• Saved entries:
-- begin --

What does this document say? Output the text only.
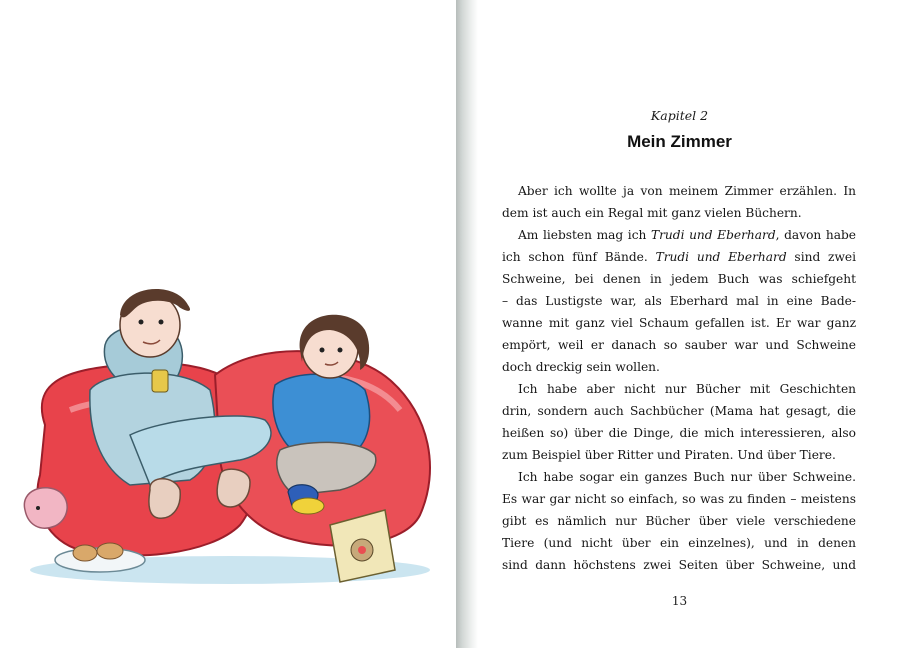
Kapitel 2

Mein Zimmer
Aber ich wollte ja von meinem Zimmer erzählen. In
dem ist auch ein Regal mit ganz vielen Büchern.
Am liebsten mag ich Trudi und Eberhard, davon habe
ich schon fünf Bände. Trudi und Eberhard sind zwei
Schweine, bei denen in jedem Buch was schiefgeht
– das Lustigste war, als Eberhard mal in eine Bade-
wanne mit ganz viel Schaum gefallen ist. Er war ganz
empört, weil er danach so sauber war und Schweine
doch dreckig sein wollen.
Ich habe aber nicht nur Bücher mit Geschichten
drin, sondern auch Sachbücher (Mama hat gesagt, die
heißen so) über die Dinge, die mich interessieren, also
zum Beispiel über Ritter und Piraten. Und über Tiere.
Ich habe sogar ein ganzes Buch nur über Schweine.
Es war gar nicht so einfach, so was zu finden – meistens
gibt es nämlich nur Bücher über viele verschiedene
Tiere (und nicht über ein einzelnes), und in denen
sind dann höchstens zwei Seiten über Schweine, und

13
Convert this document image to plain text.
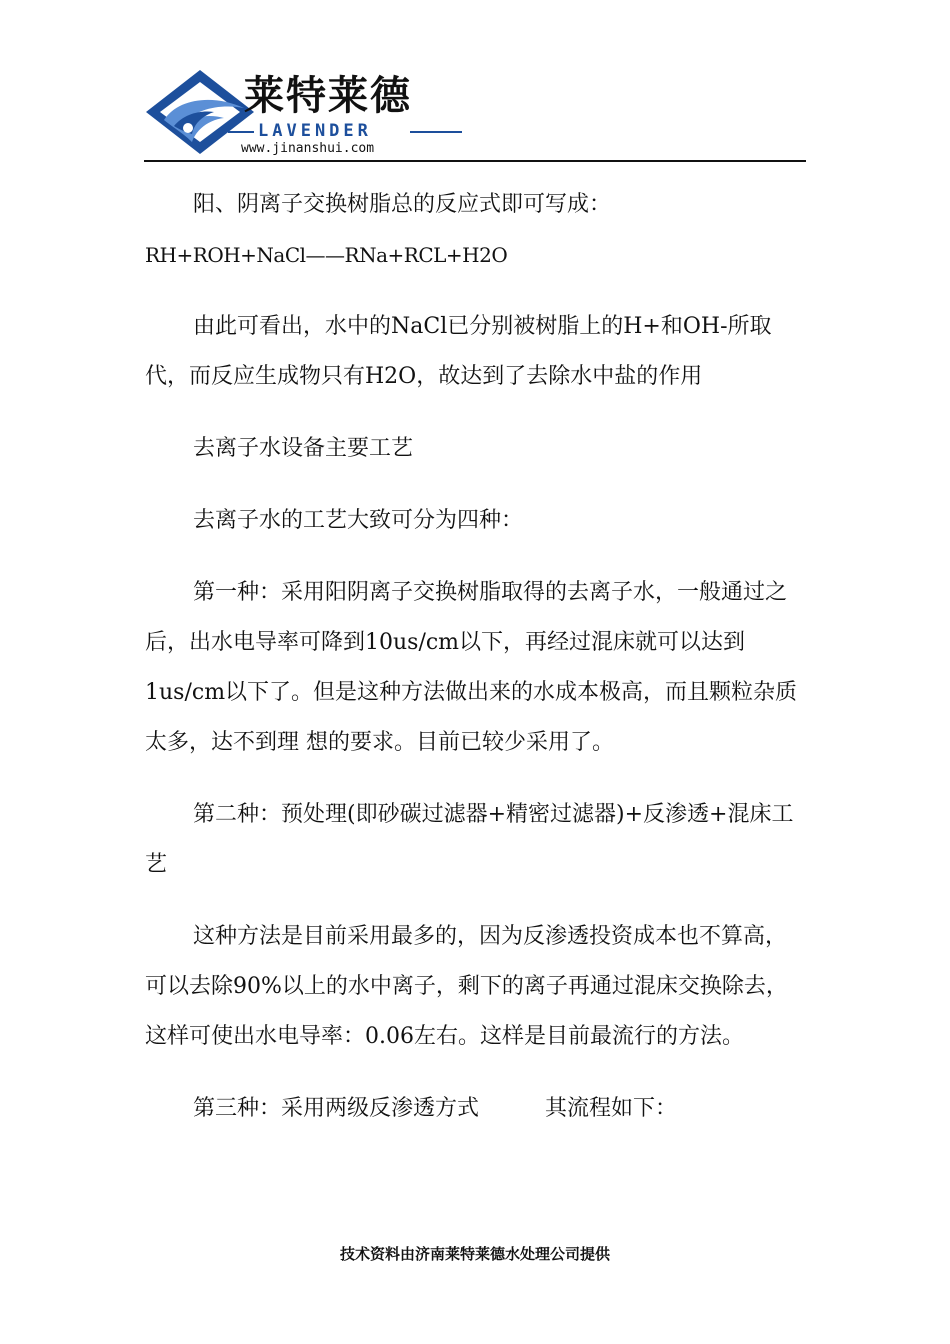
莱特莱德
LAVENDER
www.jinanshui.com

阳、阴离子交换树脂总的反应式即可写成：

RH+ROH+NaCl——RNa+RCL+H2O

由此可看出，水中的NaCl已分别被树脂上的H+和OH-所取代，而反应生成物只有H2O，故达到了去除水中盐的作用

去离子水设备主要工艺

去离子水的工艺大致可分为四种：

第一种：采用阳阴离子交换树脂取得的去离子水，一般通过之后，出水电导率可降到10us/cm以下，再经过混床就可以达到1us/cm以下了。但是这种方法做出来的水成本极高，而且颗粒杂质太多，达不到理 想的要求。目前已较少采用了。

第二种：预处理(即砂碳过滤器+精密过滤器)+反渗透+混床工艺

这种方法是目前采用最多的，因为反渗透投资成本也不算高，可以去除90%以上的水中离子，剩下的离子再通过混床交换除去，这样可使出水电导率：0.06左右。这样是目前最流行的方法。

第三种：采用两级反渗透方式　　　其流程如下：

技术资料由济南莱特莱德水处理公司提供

-- end --
-- begin --

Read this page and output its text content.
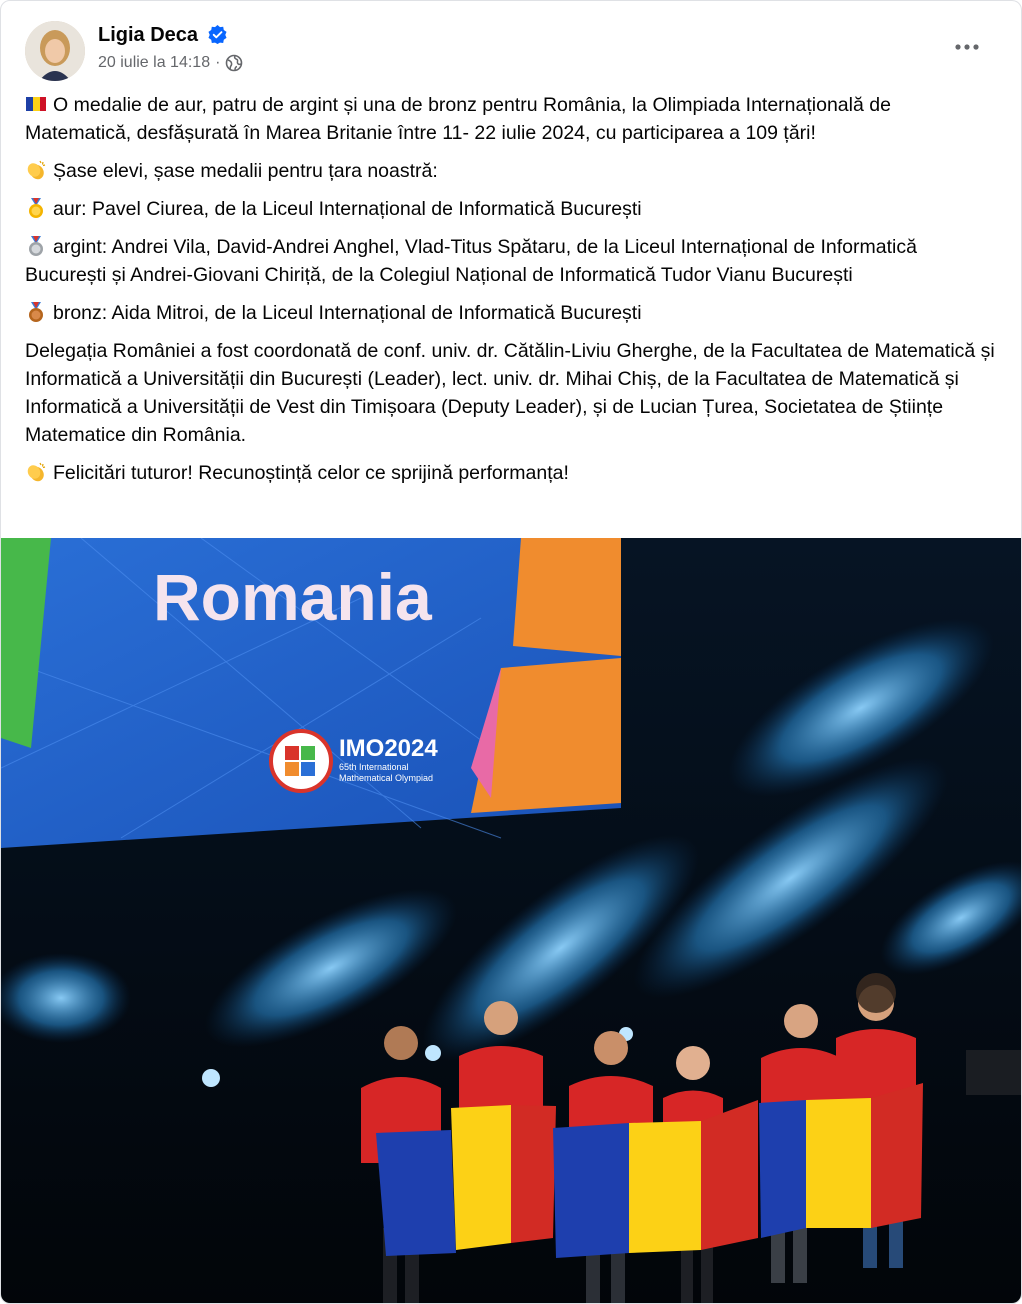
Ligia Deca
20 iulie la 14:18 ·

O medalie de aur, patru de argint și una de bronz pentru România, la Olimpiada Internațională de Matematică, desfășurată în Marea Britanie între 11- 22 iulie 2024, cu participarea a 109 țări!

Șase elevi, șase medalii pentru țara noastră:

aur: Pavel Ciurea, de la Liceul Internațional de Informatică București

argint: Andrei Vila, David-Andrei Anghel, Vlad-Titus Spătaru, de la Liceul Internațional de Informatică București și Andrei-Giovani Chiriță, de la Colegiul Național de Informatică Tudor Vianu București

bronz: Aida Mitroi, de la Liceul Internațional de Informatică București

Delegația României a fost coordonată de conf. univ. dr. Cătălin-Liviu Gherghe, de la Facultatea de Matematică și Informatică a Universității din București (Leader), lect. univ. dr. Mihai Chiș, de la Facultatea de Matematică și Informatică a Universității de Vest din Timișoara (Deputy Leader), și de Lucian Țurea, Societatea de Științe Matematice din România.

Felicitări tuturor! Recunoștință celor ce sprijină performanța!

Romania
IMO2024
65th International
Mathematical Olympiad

-- end --
-- begin --

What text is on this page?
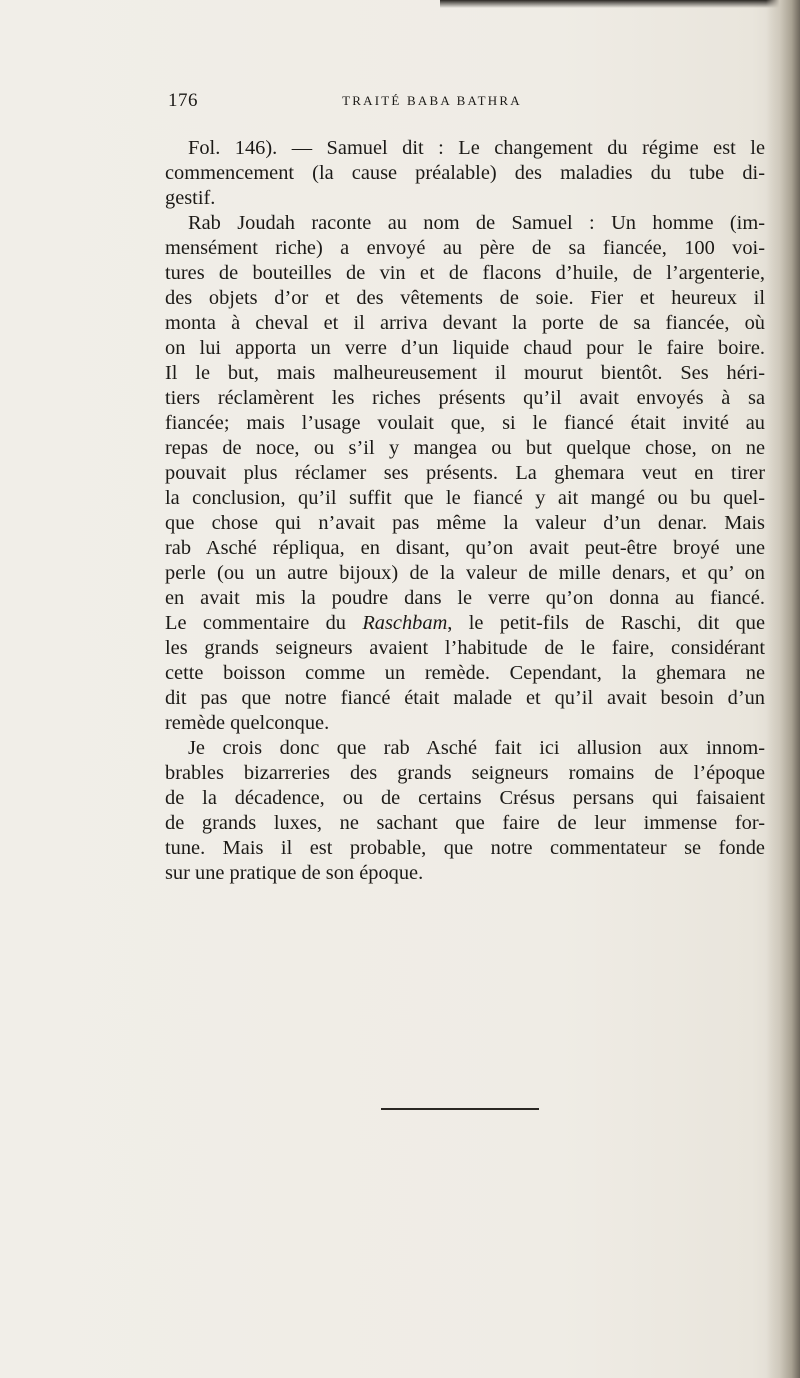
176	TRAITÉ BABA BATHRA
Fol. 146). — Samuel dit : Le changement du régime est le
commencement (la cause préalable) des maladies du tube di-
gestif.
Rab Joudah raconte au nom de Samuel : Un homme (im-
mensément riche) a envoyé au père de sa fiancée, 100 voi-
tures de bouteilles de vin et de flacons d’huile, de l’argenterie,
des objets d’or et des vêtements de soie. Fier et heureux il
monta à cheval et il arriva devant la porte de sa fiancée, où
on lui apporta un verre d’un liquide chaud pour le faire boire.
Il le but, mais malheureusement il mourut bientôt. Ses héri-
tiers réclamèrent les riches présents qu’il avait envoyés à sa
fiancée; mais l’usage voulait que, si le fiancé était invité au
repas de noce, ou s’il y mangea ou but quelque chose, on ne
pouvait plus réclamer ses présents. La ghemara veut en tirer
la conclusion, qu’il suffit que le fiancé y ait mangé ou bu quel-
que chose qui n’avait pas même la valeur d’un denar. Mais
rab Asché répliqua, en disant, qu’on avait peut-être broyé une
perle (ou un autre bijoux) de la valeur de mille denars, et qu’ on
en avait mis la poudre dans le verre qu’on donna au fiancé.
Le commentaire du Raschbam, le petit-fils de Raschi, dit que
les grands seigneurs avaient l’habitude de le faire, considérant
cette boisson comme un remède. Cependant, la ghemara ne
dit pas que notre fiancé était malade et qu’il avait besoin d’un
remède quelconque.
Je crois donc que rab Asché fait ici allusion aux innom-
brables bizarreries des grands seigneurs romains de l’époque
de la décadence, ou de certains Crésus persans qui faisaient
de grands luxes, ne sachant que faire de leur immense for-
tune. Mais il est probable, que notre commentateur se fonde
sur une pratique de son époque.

-- end --

Give only the number of lines in the entries above that hold the string "nicht".

• THE COMPLETED TASK:
3